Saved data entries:

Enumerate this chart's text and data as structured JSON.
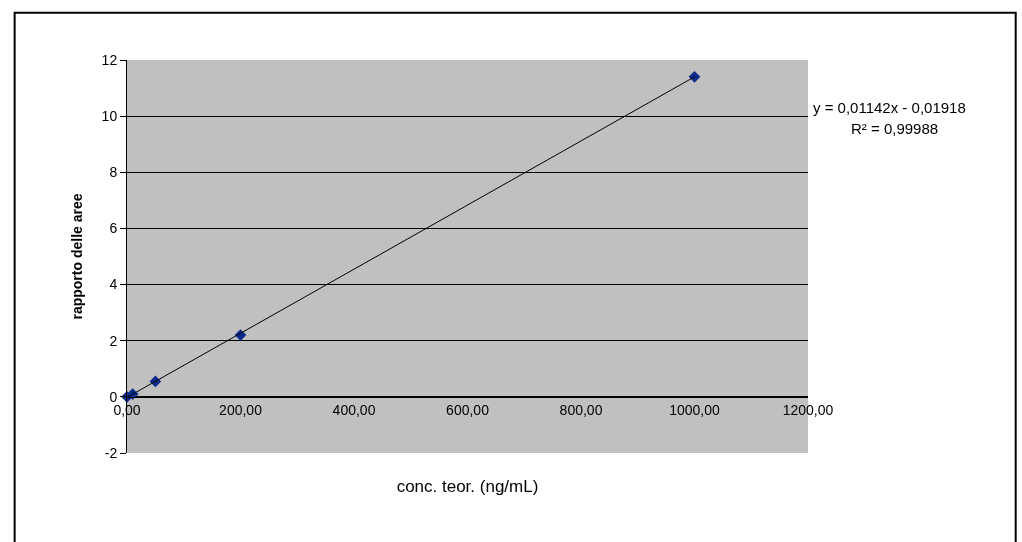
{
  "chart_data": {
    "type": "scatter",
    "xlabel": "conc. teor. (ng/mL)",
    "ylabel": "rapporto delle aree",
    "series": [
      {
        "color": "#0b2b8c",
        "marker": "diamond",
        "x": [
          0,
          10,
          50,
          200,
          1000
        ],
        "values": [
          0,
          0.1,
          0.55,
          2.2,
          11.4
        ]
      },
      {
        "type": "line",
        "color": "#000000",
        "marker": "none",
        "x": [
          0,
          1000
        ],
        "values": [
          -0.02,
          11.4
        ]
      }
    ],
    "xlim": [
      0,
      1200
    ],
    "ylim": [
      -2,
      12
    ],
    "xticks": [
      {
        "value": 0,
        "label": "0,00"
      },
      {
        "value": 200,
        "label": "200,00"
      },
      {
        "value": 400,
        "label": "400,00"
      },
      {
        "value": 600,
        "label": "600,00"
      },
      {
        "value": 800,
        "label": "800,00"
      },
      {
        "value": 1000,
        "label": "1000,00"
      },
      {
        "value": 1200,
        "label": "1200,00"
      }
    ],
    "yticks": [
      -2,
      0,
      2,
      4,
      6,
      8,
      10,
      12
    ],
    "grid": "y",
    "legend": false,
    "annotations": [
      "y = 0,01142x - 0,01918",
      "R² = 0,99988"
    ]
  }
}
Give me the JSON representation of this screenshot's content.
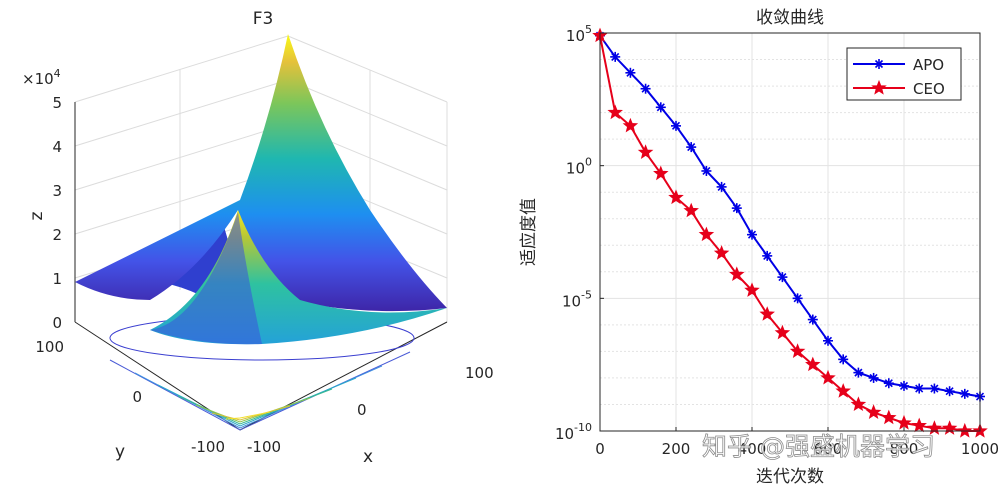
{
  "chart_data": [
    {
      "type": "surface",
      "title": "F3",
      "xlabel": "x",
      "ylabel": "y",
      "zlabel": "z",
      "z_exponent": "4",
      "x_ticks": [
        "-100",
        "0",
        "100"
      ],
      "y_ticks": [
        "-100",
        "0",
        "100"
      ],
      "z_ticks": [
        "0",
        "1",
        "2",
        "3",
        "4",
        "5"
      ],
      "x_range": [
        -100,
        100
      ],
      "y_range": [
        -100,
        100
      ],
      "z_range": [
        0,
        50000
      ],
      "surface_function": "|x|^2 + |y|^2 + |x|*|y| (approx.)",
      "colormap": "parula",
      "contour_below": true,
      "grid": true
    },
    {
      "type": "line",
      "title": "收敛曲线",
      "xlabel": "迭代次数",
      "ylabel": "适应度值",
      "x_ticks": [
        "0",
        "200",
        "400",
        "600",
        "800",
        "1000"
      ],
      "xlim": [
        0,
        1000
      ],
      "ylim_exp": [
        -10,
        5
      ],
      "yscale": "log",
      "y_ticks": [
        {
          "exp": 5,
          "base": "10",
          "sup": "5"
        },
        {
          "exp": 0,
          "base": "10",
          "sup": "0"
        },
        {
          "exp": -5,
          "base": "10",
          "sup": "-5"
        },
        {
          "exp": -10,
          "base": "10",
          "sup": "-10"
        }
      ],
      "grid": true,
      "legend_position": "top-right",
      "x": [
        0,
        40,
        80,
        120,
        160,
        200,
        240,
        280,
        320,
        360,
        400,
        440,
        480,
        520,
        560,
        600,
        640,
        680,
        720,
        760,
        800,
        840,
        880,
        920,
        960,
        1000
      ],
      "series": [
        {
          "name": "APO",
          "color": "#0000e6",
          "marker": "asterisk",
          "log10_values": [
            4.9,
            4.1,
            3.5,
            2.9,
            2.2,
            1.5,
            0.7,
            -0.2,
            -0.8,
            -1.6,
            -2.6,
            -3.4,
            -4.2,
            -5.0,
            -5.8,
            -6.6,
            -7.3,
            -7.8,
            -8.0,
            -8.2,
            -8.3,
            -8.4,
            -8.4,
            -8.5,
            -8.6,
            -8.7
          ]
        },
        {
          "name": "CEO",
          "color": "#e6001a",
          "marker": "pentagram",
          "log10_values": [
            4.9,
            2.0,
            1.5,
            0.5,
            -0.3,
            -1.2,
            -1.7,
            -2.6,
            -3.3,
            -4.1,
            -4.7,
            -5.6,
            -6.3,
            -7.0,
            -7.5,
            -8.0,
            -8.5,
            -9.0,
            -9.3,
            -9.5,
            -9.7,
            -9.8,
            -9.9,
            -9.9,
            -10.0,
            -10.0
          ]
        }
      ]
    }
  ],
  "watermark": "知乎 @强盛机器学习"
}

To do: Repeat all of the data above word for word, minus the pictures.

Reply to the exercise:
Enumerate this chart's text and data as structured JSON.
{
  "chart_data": {
    "type": "scatter",
    "xlabel": "conc. teor. (ng/mL)",
    "ylabel": "rapporto delle aree",
    "series": [
      {
        "color": "#0b2b8c",
        "marker": "diamond",
        "x": [
          0,
          10,
          50,
          200,
          1000
        ],
        "values": [
          0,
          0.1,
          0.55,
          2.2,
          11.4
        ]
      },
      {
        "type": "line",
        "color": "#000000",
        "marker": "none",
        "x": [
          0,
          1000
        ],
        "values": [
          -0.02,
          11.4
        ]
      }
    ],
    "xlim": [
      0,
      1200
    ],
    "ylim": [
      -2,
      12
    ],
    "xticks": [
      {
        "value": 0,
        "label": "0,00"
      },
      {
        "value": 200,
        "label": "200,00"
      },
      {
        "value": 400,
        "label": "400,00"
      },
      {
        "value": 600,
        "label": "600,00"
      },
      {
        "value": 800,
        "label": "800,00"
      },
      {
        "value": 1000,
        "label": "1000,00"
      },
      {
        "value": 1200,
        "label": "1200,00"
      }
    ],
    "yticks": [
      -2,
      0,
      2,
      4,
      6,
      8,
      10,
      12
    ],
    "grid": "y",
    "legend": false,
    "annotations": [
      "y = 0,01142x - 0,01918",
      "R² = 0,99988"
    ]
  }
}
Give me the JSON representation of this screenshot's content.
{
  "chart_data": [
    {
      "type": "surface",
      "title": "F3",
      "xlabel": "x",
      "ylabel": "y",
      "zlabel": "z",
      "z_exponent": "4",
      "x_ticks": [
        "-100",
        "0",
        "100"
      ],
      "y_ticks": [
        "-100",
        "0",
        "100"
      ],
      "z_ticks": [
        "0",
        "1",
        "2",
        "3",
        "4",
        "5"
      ],
      "x_range": [
        -100,
        100
      ],
      "y_range": [
        -100,
        100
      ],
      "z_range": [
        0,
        50000
      ],
      "surface_function": "|x|^2 + |y|^2 + |x|*|y| (approx.)",
      "colormap": "parula",
      "contour_below": true,
      "grid": true
    },
    {
      "type": "line",
      "title": "收敛曲线",
      "xlabel": "迭代次数",
      "ylabel": "适应度值",
      "x_ticks": [
        "0",
        "200",
        "400",
        "600",
        "800",
        "1000"
      ],
      "xlim": [
        0,
        1000
      ],
      "ylim_exp": [
        -10,
        5
      ],
      "yscale": "log",
      "y_ticks": [
        {
          "exp": 5,
          "base": "10",
          "sup": "5"
        },
        {
          "exp": 0,
          "base": "10",
          "sup": "0"
        },
        {
          "exp": -5,
          "base": "10",
          "sup": "-5"
        },
        {
          "exp": -10,
          "base": "10",
          "sup": "-10"
        }
      ],
      "grid": true,
      "legend_position": "top-right",
      "x": [
        0,
        40,
        80,
        120,
        160,
        200,
        240,
        280,
        320,
        360,
        400,
        440,
        480,
        520,
        560,
        600,
        640,
        680,
        720,
        760,
        800,
        840,
        880,
        920,
        960,
        1000
      ],
      "series": [
        {
          "name": "APO",
          "color": "#0000e6",
          "marker": "asterisk",
          "log10_values": [
            4.9,
            4.1,
            3.5,
            2.9,
            2.2,
            1.5,
            0.7,
            -0.2,
            -0.8,
            -1.6,
            -2.6,
            -3.4,
            -4.2,
            -5.0,
            -5.8,
            -6.6,
            -7.3,
            -7.8,
            -8.0,
            -8.2,
            -8.3,
            -8.4,
            -8.4,
            -8.5,
            -8.6,
            -8.7
          ]
        },
        {
          "name": "CEO",
          "color": "#e6001a",
          "marker": "pentagram",
          "log10_values": [
            4.9,
            2.0,
            1.5,
            0.5,
            -0.3,
            -1.2,
            -1.7,
            -2.6,
            -3.3,
            -4.1,
            -4.7,
            -5.6,
            -6.3,
            -7.0,
            -7.5,
            -8.0,
            -8.5,
            -9.0,
            -9.3,
            -9.5,
            -9.7,
            -9.8,
            -9.9,
            -9.9,
            -10.0,
            -10.0
          ]
        }
      ]
    }
  ],
  "watermark": "知乎 @强盛机器学习"
}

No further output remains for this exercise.